Every line with the word "Type" in it should be extracted from the data that follows.

§ **Data lines**
>> start

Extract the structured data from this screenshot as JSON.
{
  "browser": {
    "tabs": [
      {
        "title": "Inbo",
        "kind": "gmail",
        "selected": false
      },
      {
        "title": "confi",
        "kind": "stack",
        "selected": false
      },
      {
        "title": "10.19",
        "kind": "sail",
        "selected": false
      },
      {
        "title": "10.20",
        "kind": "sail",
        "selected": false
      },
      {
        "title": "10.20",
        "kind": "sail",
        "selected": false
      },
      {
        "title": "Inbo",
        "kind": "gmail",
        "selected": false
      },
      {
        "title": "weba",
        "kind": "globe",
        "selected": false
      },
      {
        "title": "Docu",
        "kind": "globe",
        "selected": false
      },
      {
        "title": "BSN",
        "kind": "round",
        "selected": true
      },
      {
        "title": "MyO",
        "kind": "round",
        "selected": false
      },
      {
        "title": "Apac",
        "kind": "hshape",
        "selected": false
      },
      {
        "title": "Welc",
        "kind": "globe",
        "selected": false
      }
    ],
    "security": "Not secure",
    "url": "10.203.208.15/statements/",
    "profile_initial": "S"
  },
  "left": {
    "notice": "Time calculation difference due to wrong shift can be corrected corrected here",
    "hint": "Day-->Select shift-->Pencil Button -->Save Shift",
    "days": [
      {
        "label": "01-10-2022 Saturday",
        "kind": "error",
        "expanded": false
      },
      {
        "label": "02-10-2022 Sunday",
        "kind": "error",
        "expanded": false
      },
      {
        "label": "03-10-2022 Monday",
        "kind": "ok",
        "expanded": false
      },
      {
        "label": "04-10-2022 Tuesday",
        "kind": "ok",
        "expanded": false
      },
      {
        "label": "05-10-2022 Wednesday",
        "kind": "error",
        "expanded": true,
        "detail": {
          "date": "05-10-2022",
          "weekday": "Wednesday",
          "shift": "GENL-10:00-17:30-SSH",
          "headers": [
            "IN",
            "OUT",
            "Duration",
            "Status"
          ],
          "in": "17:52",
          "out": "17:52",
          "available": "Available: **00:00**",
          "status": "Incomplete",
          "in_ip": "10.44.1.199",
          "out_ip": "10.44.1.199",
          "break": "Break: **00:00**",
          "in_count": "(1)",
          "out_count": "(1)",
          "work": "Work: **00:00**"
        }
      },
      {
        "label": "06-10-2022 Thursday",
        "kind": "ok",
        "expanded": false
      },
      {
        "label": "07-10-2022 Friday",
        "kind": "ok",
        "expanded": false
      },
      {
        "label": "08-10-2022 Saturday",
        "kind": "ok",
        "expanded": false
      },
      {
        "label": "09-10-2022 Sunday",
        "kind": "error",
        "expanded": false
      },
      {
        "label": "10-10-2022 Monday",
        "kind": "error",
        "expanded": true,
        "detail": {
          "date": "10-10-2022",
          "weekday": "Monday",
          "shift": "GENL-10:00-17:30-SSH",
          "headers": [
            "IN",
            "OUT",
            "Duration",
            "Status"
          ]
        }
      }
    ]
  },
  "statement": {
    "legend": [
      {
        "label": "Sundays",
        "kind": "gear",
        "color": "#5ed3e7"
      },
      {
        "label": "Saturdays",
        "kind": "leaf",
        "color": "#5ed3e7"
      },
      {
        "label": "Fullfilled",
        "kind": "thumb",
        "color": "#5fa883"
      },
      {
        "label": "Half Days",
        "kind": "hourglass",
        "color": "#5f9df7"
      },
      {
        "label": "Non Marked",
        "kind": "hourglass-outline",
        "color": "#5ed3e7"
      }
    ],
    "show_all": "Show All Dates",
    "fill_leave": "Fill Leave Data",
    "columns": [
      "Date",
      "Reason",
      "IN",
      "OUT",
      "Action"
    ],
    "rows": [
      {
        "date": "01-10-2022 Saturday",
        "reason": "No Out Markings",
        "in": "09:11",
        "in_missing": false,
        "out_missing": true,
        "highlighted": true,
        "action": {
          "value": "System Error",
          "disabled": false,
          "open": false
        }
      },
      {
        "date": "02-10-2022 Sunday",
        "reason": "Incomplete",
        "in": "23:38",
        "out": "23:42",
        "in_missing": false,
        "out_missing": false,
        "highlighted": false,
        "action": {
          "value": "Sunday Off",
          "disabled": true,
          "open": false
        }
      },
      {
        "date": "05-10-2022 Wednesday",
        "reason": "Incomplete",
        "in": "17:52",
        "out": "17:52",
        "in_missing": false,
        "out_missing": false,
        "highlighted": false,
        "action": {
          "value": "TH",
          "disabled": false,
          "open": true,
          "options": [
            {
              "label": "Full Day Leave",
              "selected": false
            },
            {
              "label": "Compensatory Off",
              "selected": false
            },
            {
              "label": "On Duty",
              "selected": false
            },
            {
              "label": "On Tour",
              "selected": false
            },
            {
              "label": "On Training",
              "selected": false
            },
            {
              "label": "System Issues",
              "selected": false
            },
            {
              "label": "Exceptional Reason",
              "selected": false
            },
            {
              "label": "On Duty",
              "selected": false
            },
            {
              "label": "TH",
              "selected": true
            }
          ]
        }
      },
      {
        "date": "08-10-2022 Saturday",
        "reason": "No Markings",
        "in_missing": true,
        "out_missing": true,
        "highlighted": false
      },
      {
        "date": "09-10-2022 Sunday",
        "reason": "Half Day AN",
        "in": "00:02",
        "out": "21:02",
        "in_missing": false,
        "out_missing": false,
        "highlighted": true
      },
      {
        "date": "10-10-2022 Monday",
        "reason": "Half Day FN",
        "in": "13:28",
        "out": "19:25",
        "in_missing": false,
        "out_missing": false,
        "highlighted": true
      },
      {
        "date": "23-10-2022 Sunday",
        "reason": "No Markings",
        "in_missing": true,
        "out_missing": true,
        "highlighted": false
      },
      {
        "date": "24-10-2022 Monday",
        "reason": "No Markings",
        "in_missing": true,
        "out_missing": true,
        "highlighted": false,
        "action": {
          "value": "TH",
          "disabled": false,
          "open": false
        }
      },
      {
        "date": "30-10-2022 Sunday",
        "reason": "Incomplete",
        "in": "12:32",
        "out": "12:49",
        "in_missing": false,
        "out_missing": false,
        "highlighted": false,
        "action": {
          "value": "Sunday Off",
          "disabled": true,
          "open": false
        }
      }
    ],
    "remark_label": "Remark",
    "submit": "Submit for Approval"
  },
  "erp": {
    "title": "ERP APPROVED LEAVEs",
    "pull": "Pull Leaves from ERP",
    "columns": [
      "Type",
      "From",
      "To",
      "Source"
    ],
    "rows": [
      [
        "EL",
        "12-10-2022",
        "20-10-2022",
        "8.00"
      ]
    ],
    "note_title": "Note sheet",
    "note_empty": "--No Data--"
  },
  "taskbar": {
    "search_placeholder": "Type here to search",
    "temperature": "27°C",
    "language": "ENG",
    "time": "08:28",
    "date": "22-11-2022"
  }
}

>> end

§ **Final answer**
      "Type",
    "search_placeholder": "Type here to search",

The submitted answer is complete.